Tasks:
1) According to the case summary, which company owned the car the brakeman went upon to set the rear brake?
2) Please transcribe the case summary from "Decision Date |" to "Brothers & Co., Ltd.".

Excerpted passage:
■ ■ ■
McMullen v. Carnegie Bros. & Co., Ltd.
Decision Date | 14 November 1893 |
Docket Number | 280 |
Citation | 27 A. 1043,158 Pa. 518 |
Parties | McMullen, Appellant, v. Carnegie Brothers & Co., Ltd |
Court | Pennsylvania Supreme Court |
Argued November 8, 1893
Appeal, No. 280, Oct. T., 1893, by plaintiff, Celia McMullen from judgment of C.P. No. 3, Allegheny Co., Aug. T., 1893 No. 17, entering nonsuit in favor of defendant, Carnegie Brothers & Co., Ltd.
Trespass for death of plaintiff's husband.
At the trial, before McCLUNG, J., it appeared that plaintiff's husband was a brakeman in the employ of defendant company. Defendant owned and operated an extensive plant at Braddock for the manufacture of steel rails and other products from iron. It owned a number of miles of railroad tracks and switches, connecting its mills with neighboring railroads. It also owned and operated a large number of locomotives used in receiving and delivering freight cars. The company employed a large number of men, in the capacity of engineers, firemen brakemen and yard masters, in receiving and delivering cars. At the time of his death, deceased was employed as head brakeman. On the night of Nov. 11, 1891, at about nine o'clock, deceased was employed in making up an out-going train, and went upon a car owned by the Pennsylvania Railroad Company to set the rear brake. While he was so engaged, the brake wheel which he was required to use in setting the brake, being unfastened, flew off, and he fell to the ground and was run over. It was subsequently discovered that the nut and thread upon which the wheel was screwed was broken off even with the top of the shoulder where the wheel rested upon the staff rod. The condition of the brake indicated that it had been out of repair for several weeks before the accident. It appeared that the car had been upon defendant's tracks for twenty-four hours before the accident occurred.
■ ■ ■
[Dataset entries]
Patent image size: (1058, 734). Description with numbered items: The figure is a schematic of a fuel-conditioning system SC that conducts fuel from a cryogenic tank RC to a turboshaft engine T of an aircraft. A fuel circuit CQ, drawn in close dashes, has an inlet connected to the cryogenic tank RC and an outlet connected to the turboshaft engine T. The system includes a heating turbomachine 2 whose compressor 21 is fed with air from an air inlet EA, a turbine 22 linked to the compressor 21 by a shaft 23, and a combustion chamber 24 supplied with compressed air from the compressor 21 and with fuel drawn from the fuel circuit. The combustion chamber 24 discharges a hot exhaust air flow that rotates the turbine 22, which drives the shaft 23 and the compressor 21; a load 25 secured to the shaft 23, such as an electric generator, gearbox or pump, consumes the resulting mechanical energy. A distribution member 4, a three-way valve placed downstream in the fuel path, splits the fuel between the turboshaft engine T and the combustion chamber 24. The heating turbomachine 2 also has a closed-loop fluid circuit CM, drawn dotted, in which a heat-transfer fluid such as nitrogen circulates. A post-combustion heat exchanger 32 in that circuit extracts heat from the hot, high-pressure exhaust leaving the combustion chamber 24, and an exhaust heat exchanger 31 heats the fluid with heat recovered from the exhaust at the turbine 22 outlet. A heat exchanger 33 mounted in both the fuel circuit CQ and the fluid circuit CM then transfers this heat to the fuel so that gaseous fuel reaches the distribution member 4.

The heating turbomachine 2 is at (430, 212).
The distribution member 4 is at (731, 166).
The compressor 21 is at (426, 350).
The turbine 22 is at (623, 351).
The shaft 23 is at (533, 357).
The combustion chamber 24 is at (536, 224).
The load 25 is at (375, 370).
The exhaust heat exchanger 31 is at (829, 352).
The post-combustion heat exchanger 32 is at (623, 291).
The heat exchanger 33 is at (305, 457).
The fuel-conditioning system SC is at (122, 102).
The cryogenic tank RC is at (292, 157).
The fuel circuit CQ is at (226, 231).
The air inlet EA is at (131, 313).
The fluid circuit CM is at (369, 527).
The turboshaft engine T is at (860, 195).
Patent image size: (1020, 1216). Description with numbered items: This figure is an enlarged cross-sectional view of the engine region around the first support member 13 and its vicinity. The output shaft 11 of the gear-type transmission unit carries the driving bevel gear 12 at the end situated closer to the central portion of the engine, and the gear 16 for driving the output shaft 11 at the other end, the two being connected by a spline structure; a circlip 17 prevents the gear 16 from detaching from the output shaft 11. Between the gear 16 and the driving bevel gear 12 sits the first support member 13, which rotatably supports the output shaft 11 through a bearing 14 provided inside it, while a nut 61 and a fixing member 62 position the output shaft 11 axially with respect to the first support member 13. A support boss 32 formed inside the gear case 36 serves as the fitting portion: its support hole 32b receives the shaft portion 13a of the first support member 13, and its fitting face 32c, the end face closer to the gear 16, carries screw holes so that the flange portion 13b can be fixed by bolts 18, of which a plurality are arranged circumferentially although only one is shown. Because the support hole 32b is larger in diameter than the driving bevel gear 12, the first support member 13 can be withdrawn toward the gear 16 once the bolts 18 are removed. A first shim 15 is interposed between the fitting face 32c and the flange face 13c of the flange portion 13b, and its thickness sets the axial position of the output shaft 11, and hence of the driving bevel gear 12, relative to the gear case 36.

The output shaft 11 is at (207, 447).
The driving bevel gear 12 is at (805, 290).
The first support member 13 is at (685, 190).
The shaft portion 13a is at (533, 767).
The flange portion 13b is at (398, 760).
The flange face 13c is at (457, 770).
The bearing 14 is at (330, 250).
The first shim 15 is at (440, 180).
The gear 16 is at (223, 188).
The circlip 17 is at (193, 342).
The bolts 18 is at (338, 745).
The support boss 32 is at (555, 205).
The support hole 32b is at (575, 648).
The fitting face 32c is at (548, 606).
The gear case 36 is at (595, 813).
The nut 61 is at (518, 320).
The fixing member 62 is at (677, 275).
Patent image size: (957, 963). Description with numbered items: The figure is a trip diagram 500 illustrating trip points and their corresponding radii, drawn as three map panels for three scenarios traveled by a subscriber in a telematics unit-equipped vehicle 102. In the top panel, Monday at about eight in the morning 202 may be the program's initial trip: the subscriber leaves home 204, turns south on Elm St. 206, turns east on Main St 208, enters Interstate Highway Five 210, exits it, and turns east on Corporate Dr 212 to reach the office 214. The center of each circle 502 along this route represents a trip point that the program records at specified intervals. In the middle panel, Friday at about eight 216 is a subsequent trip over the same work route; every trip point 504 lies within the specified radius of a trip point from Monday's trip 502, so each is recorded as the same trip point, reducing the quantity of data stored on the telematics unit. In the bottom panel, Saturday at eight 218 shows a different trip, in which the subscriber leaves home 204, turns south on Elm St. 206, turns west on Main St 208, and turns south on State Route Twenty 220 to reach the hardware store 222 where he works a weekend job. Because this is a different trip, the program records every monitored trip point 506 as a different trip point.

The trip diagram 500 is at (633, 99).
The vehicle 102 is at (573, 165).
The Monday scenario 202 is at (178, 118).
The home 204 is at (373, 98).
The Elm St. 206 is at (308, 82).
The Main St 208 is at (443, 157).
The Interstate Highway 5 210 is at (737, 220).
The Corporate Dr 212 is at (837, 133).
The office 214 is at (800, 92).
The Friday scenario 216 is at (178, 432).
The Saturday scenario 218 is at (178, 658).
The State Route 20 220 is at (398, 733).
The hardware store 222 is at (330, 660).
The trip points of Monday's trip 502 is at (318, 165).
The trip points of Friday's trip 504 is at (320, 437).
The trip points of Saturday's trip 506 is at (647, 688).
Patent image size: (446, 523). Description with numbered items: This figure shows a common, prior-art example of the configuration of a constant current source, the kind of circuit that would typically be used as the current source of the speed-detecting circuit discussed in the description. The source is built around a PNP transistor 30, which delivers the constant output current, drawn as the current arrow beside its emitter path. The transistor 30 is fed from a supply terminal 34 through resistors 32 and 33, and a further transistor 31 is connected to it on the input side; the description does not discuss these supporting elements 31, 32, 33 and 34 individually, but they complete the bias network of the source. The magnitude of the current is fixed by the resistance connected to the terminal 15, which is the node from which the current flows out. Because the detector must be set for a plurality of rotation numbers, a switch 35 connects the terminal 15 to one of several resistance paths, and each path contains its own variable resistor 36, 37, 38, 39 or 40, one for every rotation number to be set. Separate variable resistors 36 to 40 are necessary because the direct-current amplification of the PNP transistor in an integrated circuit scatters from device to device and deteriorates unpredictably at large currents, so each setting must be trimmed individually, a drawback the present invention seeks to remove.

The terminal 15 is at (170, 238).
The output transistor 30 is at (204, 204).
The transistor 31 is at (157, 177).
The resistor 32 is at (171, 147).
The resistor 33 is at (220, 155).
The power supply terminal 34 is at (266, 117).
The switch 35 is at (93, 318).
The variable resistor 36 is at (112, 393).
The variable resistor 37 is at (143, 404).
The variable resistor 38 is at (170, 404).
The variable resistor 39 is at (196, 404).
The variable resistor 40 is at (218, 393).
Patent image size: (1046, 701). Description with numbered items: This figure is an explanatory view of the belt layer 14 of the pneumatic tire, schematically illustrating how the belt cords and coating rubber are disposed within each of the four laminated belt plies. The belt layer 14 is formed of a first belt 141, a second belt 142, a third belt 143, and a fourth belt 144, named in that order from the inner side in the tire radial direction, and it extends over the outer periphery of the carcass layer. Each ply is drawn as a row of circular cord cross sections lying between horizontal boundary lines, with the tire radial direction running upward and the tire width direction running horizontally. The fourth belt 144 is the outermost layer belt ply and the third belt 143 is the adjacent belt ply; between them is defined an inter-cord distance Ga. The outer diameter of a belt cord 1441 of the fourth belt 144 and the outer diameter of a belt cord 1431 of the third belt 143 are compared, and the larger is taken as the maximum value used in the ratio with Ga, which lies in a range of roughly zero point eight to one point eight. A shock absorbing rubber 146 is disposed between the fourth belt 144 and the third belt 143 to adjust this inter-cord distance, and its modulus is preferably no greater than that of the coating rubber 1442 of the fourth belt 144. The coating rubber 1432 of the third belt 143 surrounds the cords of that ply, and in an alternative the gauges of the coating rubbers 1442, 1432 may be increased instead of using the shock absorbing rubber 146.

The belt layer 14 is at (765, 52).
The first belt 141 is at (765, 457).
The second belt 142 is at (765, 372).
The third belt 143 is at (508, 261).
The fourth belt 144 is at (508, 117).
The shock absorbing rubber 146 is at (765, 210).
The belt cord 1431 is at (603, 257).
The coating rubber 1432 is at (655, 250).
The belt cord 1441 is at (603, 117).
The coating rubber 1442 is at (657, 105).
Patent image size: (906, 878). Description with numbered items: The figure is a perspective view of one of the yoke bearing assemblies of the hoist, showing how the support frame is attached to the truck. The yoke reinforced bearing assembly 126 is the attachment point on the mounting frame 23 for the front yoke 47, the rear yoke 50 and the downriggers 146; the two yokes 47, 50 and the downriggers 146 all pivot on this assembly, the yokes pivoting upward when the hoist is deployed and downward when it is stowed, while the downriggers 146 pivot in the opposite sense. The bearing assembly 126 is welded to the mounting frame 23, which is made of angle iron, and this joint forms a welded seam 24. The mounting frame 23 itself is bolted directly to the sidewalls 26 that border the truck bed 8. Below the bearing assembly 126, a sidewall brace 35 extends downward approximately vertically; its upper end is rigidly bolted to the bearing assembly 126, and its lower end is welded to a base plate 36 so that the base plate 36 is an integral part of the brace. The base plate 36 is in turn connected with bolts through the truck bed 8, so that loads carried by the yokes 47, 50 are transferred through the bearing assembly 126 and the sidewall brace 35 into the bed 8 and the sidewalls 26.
■ ■ ■
Final answers:
1) The Pennsylvania Railroad Company.

2)
Decision Date | 14 November 1893 |
Docket Number | 280 |
Citation | 27 A. 1043,158 Pa. 518 |
Parties | McMullen, Appellant, v. Carnegie Brothers & Co., Ltd |
Court | Pennsylvania Supreme Court |
Argued November 8, 1893
Appeal, No. 280, Oct. T., 1893, by plaintiff, Celia McMullen from judgment of C.P. No. 3, Allegheny Co., Aug. T., 1893 No. 17, entering nonsuit in favor of defendant, Carnegie Brothers & Co., Ltd.